• [To do]
Where the string "were" occurs in the material below, report the whole line.

Saved entries
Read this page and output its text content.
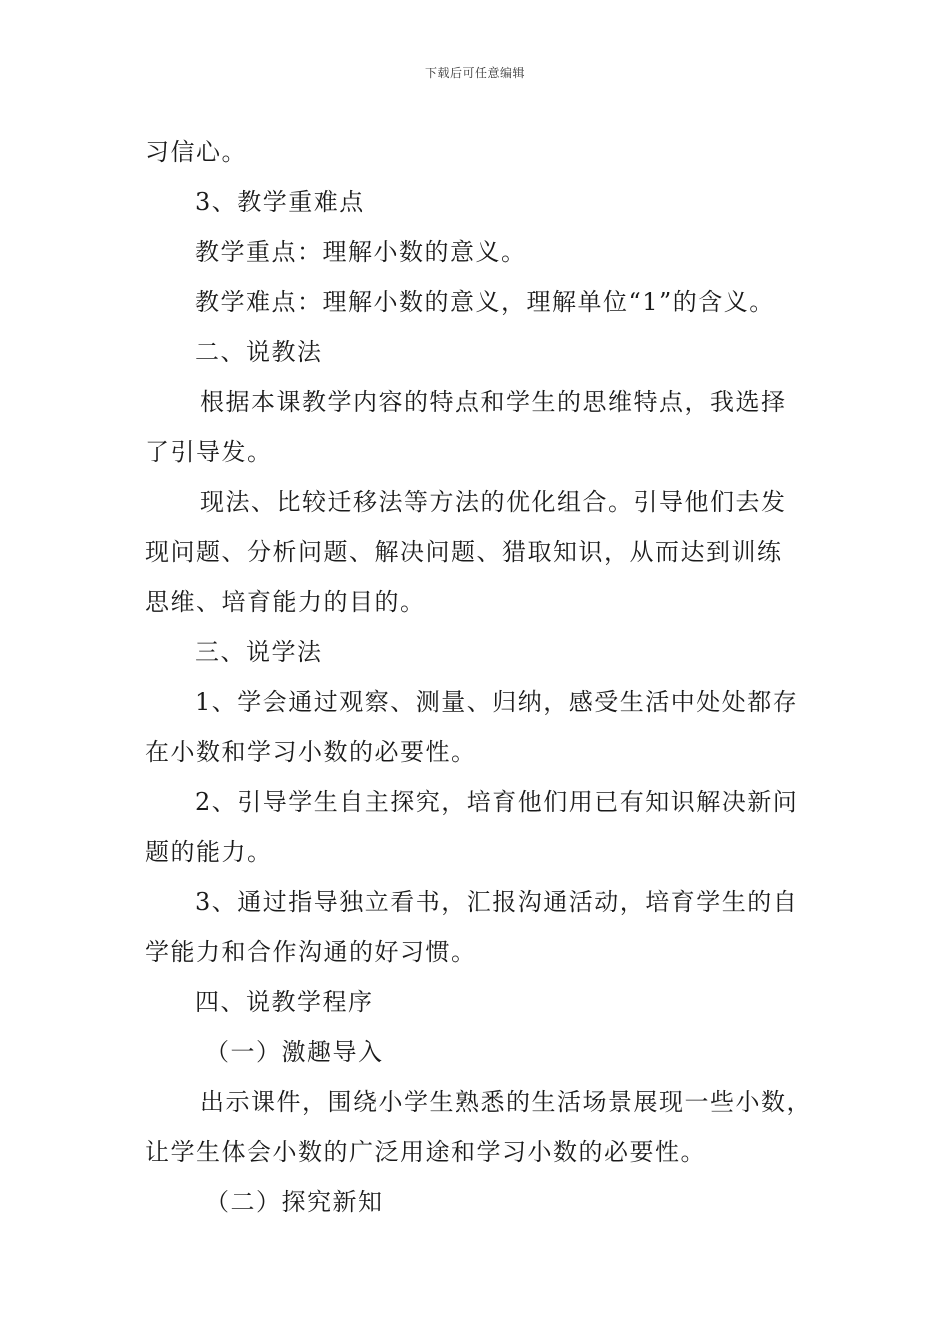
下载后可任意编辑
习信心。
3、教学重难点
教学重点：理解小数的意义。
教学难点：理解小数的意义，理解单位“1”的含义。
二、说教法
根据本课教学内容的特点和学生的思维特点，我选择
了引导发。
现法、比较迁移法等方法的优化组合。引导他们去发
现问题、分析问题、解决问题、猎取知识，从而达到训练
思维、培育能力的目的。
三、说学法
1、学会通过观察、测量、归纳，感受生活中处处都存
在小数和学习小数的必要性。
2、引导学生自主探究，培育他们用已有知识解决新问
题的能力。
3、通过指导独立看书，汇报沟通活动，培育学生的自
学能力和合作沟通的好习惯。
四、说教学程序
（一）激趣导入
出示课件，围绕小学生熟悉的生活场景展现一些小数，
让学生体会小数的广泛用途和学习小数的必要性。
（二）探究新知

* * *

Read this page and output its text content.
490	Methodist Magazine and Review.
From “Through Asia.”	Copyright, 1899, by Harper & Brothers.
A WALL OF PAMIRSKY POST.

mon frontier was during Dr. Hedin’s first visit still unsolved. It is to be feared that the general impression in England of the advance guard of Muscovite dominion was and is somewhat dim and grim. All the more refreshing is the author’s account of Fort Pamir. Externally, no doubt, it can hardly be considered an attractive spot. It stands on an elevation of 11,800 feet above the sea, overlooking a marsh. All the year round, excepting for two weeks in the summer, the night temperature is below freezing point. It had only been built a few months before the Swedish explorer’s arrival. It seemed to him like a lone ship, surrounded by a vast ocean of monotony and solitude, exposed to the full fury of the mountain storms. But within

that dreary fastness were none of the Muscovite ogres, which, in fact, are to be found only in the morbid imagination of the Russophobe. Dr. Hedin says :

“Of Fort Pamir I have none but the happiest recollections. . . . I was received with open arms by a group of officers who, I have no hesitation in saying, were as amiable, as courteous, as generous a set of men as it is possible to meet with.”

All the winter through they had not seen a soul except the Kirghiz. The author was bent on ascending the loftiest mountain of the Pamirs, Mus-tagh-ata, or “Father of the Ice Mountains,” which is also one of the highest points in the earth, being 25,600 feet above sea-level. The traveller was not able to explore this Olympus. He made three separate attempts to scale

• [Final result]
that dreary fastness were none of the Muscovite ogres, which, in fact, are to be found only in the morbid imagination of the Russophobe. Dr. Hedin says :
“Of Fort Pamir I have none but the happiest recollections. . . . I was received with open arms by a group of officers who, I have no hesitation in saying, were as amiable, as courteous, as generous a set of men as it is possible to meet with.”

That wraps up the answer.